> Dataset entries
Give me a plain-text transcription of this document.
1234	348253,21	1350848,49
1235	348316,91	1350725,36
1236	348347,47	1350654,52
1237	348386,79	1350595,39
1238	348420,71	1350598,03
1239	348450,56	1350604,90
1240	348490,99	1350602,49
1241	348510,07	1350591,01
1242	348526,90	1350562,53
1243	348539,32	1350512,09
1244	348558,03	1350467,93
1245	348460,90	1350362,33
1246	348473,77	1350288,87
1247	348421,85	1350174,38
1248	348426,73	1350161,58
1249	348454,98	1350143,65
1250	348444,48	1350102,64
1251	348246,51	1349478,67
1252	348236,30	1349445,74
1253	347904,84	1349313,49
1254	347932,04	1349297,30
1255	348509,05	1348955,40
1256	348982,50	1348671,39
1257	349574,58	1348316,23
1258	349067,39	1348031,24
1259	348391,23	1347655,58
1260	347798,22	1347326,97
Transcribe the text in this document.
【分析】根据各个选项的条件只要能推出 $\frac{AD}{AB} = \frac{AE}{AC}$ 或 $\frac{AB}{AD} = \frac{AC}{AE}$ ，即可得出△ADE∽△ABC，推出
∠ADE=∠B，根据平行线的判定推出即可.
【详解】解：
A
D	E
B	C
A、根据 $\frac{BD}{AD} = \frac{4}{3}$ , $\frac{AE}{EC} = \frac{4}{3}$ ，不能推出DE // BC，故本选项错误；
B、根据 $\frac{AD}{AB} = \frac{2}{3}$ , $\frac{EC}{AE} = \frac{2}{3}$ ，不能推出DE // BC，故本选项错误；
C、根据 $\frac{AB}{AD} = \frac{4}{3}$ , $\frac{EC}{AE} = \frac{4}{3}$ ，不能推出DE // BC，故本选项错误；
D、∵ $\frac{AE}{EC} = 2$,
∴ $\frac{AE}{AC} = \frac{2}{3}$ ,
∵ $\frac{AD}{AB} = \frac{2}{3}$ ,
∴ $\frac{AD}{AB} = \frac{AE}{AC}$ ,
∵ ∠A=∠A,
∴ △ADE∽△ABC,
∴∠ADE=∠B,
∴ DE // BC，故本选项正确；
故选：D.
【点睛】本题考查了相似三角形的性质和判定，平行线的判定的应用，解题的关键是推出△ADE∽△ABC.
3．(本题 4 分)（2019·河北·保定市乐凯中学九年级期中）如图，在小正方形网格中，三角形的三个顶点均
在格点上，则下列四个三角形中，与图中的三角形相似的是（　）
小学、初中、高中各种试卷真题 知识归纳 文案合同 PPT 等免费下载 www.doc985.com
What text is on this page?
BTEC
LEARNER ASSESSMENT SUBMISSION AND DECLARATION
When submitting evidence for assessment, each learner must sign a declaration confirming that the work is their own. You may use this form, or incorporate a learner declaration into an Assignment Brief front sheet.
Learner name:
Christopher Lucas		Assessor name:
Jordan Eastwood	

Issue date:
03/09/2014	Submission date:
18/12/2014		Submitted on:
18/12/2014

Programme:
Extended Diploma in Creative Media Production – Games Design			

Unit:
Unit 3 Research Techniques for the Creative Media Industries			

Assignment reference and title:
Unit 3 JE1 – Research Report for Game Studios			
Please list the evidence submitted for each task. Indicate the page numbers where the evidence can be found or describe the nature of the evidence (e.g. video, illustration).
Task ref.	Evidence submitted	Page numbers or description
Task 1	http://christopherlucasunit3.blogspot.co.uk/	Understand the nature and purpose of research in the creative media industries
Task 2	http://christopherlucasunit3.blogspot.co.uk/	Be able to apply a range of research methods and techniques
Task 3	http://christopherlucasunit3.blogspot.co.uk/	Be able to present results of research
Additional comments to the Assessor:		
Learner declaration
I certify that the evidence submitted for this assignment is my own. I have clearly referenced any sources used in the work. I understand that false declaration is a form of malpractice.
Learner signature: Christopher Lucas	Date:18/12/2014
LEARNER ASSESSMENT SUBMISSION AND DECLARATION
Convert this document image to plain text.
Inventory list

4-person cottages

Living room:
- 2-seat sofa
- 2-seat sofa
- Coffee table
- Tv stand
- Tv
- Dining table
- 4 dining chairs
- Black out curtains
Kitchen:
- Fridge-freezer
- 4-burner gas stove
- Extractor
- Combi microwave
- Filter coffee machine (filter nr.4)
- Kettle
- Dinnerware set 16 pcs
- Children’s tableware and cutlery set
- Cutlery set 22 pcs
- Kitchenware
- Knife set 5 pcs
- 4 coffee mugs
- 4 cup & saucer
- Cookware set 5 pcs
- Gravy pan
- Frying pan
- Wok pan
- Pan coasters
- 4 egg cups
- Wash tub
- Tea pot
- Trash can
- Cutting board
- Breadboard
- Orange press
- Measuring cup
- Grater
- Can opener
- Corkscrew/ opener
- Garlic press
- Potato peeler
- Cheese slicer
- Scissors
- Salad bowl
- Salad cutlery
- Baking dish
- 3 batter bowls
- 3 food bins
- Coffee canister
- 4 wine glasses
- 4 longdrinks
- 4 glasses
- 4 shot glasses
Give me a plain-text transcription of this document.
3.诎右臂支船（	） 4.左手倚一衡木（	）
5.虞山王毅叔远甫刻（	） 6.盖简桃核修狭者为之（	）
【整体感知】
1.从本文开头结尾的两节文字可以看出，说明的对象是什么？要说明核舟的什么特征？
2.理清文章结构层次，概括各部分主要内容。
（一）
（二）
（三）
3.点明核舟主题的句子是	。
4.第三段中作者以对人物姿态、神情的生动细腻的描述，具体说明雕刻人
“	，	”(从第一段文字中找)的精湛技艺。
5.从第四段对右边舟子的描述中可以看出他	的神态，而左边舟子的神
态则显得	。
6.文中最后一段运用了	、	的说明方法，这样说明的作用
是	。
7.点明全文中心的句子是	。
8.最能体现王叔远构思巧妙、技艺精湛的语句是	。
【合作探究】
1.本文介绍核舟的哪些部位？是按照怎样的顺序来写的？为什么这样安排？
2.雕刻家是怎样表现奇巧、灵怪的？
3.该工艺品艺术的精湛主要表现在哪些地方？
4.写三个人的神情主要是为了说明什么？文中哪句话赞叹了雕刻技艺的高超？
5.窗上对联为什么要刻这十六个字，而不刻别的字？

> What you need to do
Each line containing the word "form" counts once; say how many such lines there are, giving only the number.

> Solution
2